**Task description:** Retype every one of the following records line for line, without changing anything.

= = = = = = =

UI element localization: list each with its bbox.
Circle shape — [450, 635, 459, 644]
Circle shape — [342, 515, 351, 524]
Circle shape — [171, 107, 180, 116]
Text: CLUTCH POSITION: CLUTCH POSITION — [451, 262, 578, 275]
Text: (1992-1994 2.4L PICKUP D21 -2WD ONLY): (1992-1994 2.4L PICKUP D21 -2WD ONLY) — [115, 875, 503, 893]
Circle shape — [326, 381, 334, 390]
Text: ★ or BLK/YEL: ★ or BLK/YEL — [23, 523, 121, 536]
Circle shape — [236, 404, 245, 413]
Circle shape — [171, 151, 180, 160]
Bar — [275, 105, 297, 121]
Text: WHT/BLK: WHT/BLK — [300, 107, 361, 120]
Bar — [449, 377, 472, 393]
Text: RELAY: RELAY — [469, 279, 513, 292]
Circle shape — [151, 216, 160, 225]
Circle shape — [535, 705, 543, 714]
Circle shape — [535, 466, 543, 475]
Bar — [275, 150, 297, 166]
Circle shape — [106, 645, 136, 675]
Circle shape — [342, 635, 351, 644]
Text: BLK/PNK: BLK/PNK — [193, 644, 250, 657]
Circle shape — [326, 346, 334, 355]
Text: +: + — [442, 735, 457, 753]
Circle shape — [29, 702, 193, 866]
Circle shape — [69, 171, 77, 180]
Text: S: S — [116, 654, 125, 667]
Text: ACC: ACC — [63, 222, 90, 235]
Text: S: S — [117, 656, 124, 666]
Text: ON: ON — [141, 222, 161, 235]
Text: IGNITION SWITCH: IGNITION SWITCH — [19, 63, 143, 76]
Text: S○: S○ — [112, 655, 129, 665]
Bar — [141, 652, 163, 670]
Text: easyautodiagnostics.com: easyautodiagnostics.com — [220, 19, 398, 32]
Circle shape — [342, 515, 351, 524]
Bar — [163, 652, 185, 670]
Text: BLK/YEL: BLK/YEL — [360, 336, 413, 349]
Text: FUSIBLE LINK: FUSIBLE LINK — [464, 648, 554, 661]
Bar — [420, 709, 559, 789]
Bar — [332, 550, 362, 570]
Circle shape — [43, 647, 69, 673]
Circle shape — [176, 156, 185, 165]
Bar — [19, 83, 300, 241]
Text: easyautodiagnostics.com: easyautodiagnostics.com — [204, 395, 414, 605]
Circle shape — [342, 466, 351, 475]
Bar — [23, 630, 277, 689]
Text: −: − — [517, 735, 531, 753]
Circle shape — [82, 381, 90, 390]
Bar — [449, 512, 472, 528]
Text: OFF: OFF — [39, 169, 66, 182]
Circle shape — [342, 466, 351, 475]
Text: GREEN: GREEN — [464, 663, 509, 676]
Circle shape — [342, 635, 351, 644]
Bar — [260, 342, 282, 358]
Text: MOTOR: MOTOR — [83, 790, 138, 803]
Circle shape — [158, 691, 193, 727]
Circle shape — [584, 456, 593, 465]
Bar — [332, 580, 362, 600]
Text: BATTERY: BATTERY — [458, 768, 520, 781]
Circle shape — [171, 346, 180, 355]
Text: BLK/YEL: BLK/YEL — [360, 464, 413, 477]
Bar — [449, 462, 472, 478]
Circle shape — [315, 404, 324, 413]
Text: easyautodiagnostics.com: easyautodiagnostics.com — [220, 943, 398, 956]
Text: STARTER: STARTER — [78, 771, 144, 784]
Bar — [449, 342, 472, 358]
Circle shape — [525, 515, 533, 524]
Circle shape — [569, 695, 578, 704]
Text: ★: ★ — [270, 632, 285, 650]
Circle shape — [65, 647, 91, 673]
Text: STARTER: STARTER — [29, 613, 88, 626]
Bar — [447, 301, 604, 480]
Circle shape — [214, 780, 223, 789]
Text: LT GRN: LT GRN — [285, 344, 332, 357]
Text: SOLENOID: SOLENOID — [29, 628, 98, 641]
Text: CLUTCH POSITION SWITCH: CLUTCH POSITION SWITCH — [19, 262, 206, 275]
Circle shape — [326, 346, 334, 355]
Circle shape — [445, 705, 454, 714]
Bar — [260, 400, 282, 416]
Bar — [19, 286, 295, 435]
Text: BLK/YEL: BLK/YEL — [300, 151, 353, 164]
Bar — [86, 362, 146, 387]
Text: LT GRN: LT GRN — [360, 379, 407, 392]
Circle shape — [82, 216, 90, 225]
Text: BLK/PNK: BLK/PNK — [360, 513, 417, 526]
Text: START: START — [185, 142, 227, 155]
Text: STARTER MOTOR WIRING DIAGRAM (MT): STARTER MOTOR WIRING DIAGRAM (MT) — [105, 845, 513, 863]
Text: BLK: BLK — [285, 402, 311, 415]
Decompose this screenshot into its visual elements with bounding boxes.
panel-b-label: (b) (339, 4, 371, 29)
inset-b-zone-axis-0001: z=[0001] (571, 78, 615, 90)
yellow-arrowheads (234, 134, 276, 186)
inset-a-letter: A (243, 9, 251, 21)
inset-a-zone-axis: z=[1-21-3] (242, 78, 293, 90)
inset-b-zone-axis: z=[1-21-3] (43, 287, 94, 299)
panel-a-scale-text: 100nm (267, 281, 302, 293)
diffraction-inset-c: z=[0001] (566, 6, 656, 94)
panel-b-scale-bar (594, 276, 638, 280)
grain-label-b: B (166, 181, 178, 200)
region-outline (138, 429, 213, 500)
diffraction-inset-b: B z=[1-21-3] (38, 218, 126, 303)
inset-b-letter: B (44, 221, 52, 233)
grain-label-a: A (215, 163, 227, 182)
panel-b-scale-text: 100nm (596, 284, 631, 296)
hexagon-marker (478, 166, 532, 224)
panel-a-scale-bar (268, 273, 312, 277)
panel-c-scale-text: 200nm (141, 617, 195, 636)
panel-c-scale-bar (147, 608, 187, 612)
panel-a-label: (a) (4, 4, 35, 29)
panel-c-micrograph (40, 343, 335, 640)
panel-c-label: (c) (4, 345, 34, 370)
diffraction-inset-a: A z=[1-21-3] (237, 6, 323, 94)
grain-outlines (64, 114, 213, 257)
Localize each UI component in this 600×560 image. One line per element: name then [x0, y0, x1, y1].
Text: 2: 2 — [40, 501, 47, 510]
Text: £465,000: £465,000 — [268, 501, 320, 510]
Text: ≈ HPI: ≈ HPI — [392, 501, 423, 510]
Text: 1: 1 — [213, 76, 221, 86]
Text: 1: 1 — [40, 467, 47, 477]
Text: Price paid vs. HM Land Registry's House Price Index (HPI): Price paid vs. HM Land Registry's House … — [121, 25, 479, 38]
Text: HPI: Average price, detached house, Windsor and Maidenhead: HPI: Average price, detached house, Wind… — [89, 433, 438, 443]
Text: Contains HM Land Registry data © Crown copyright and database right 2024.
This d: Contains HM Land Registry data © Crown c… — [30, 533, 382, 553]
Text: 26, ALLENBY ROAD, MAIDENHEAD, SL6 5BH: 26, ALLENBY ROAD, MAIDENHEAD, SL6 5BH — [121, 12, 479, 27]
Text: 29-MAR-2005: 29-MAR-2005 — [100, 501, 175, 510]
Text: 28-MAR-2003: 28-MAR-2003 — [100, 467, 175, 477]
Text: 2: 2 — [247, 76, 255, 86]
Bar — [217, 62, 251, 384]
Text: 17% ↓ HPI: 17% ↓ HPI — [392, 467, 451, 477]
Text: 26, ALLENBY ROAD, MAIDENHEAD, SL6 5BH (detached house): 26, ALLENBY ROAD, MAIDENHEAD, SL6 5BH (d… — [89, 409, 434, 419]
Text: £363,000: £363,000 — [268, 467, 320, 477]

= = = = = = =

**Correct answer:**
UI element localization: list each with its bbox.
Circle shape — [450, 635, 459, 644]
Circle shape — [342, 515, 351, 524]
Circle shape — [171, 107, 180, 116]
Text: CLUTCH POSITION: CLUTCH POSITION — [451, 262, 578, 275]
Text: (1992-1994 2.4L PICKUP D21 -2WD ONLY): (1992-1994 2.4L PICKUP D21 -2WD ONLY) — [115, 875, 503, 893]
Circle shape — [326, 381, 334, 390]
Text: ★ or BLK/YEL: ★ or BLK/YEL — [23, 523, 121, 536]
Circle shape — [236, 404, 245, 413]
Circle shape — [171, 151, 180, 160]
Bar — [275, 105, 297, 121]
Text: WHT/BLK: WHT/BLK — [300, 107, 361, 120]
Bar — [449, 377, 472, 393]
Text: RELAY: RELAY — [469, 279, 513, 292]
Circle shape — [151, 216, 160, 225]
Circle shape — [535, 705, 543, 714]
Circle shape — [535, 466, 543, 475]
Bar — [275, 150, 297, 166]
Circle shape — [106, 645, 136, 675]
Circle shape — [342, 635, 351, 644]
Text: BLK/PNK: BLK/PNK — [193, 644, 250, 657]
Circle shape — [326, 346, 334, 355]
Text: +: + — [442, 735, 457, 753]
Circle shape — [29, 702, 193, 866]
Circle shape — [69, 171, 77, 180]
Text: S: S — [116, 654, 125, 667]
Text: ACC: ACC — [63, 222, 90, 235]
Text: S: S — [117, 656, 124, 666]
Text: ON: ON — [141, 222, 161, 235]
Text: IGNITION SWITCH: IGNITION SWITCH — [19, 63, 143, 76]
Text: S○: S○ — [112, 655, 129, 665]
Bar — [141, 652, 163, 670]
Text: easyautodiagnostics.com: easyautodiagnostics.com — [220, 19, 398, 32]
Circle shape — [342, 515, 351, 524]
Bar — [163, 652, 185, 670]
Text: BLK/YEL: BLK/YEL — [360, 336, 413, 349]
Text: FUSIBLE LINK: FUSIBLE LINK — [464, 648, 554, 661]
Bar — [420, 709, 559, 789]
Bar — [332, 550, 362, 570]
Circle shape — [43, 647, 69, 673]
Circle shape — [176, 156, 185, 165]
Bar — [19, 83, 300, 241]
Text: easyautodiagnostics.com: easyautodiagnostics.com — [204, 395, 414, 605]
Circle shape — [342, 466, 351, 475]
Bar — [23, 630, 277, 689]
Text: −: − — [517, 735, 531, 753]
Circle shape — [82, 381, 90, 390]
Bar — [449, 512, 472, 528]
Text: OFF: OFF — [39, 169, 66, 182]
Circle shape — [342, 466, 351, 475]
Text: GREEN: GREEN — [464, 663, 509, 676]
Circle shape — [342, 635, 351, 644]
Bar — [260, 342, 282, 358]
Text: MOTOR: MOTOR — [83, 790, 138, 803]
Circle shape — [158, 691, 193, 727]
Circle shape — [584, 456, 593, 465]
Bar — [332, 580, 362, 600]
Text: BATTERY: BATTERY — [458, 768, 520, 781]
Circle shape — [171, 346, 180, 355]
Text: BLK/YEL: BLK/YEL — [360, 464, 413, 477]
Bar — [449, 462, 472, 478]
Circle shape — [315, 404, 324, 413]
Text: easyautodiagnostics.com: easyautodiagnostics.com — [220, 943, 398, 956]
Text: STARTER: STARTER — [78, 771, 144, 784]
Bar — [449, 342, 472, 358]
Circle shape — [525, 515, 533, 524]
Circle shape — [569, 695, 578, 704]
Text: ★: ★ — [270, 632, 285, 650]
Circle shape — [65, 647, 91, 673]
Text: STARTER: STARTER — [29, 613, 88, 626]
Bar — [447, 301, 604, 480]
Circle shape — [214, 780, 223, 789]
Text: LT GRN: LT GRN — [285, 344, 332, 357]
Text: SOLENOID: SOLENOID — [29, 628, 98, 641]
Text: CLUTCH POSITION SWITCH: CLUTCH POSITION SWITCH — [19, 262, 206, 275]
Circle shape — [326, 346, 334, 355]
Circle shape — [445, 705, 454, 714]
Bar — [260, 400, 282, 416]
Bar — [19, 286, 295, 435]
Text: BLK/YEL: BLK/YEL — [300, 151, 353, 164]
Bar — [86, 362, 146, 387]
Text: LT GRN: LT GRN — [360, 379, 407, 392]
Circle shape — [82, 216, 90, 225]
Text: BLK/PNK: BLK/PNK — [360, 513, 417, 526]
Text: START: START — [185, 142, 227, 155]
Text: STARTER MOTOR WIRING DIAGRAM (MT): STARTER MOTOR WIRING DIAGRAM (MT) — [105, 845, 513, 863]
Text: BLK: BLK — [285, 402, 311, 415]
Decompose this screenshot into its visual elements with bounding boxes.
panel-b-label: (b) (339, 4, 371, 29)
inset-b-zone-axis-0001: z=[0001] (571, 78, 615, 90)
yellow-arrowheads (234, 134, 276, 186)
inset-a-letter: A (243, 9, 251, 21)
inset-a-zone-axis: z=[1-21-3] (242, 78, 293, 90)
inset-b-zone-axis: z=[1-21-3] (43, 287, 94, 299)
panel-a-scale-text: 100nm (267, 281, 302, 293)
diffraction-inset-c: z=[0001] (566, 6, 656, 94)
panel-b-scale-bar (594, 276, 638, 280)
grain-label-b: B (166, 181, 178, 200)
region-outline (138, 429, 213, 500)
diffraction-inset-b: B z=[1-21-3] (38, 218, 126, 303)
inset-b-letter: B (44, 221, 52, 233)
grain-label-a: A (215, 163, 227, 182)
panel-b-scale-text: 100nm (596, 284, 631, 296)
hexagon-marker (478, 166, 532, 224)
panel-a-scale-bar (268, 273, 312, 277)
panel-c-scale-text: 200nm (141, 617, 195, 636)
panel-c-scale-bar (147, 608, 187, 612)
panel-a-label: (a) (4, 4, 35, 29)
panel-c-micrograph (40, 343, 335, 640)
panel-c-label: (c) (4, 345, 34, 370)
diffraction-inset-a: A z=[1-21-3] (237, 6, 323, 94)
grain-outlines (64, 114, 213, 257)
Localize each UI component in this 600×560 image. One line per element: name then [x0, y0, x1, y1].
Text: 2: 2 — [40, 501, 47, 510]
Text: £465,000: £465,000 — [268, 501, 320, 510]
Text: ≈ HPI: ≈ HPI — [392, 501, 423, 510]
Text: 1: 1 — [213, 76, 221, 86]
Text: 1: 1 — [40, 467, 47, 477]
Text: Price paid vs. HM Land Registry's House Price Index (HPI): Price paid vs. HM Land Registry's House … — [121, 25, 479, 38]
Text: HPI: Average price, detached house, Windsor and Maidenhead: HPI: Average price, detached house, Wind… — [89, 433, 438, 443]
Text: Contains HM Land Registry data © Crown copyright and database right 2024.
This d: Contains HM Land Registry data © Crown c… — [30, 533, 382, 553]
Text: 26, ALLENBY ROAD, MAIDENHEAD, SL6 5BH: 26, ALLENBY ROAD, MAIDENHEAD, SL6 5BH — [121, 12, 479, 27]
Text: 29-MAR-2005: 29-MAR-2005 — [100, 501, 175, 510]
Text: 28-MAR-2003: 28-MAR-2003 — [100, 467, 175, 477]
Text: 2: 2 — [247, 76, 255, 86]
Bar — [217, 62, 251, 384]
Text: 17% ↓ HPI: 17% ↓ HPI — [392, 467, 451, 477]
Text: 26, ALLENBY ROAD, MAIDENHEAD, SL6 5BH (detached house): 26, ALLENBY ROAD, MAIDENHEAD, SL6 5BH (d… — [89, 409, 434, 419]
Text: £363,000: £363,000 — [268, 467, 320, 477]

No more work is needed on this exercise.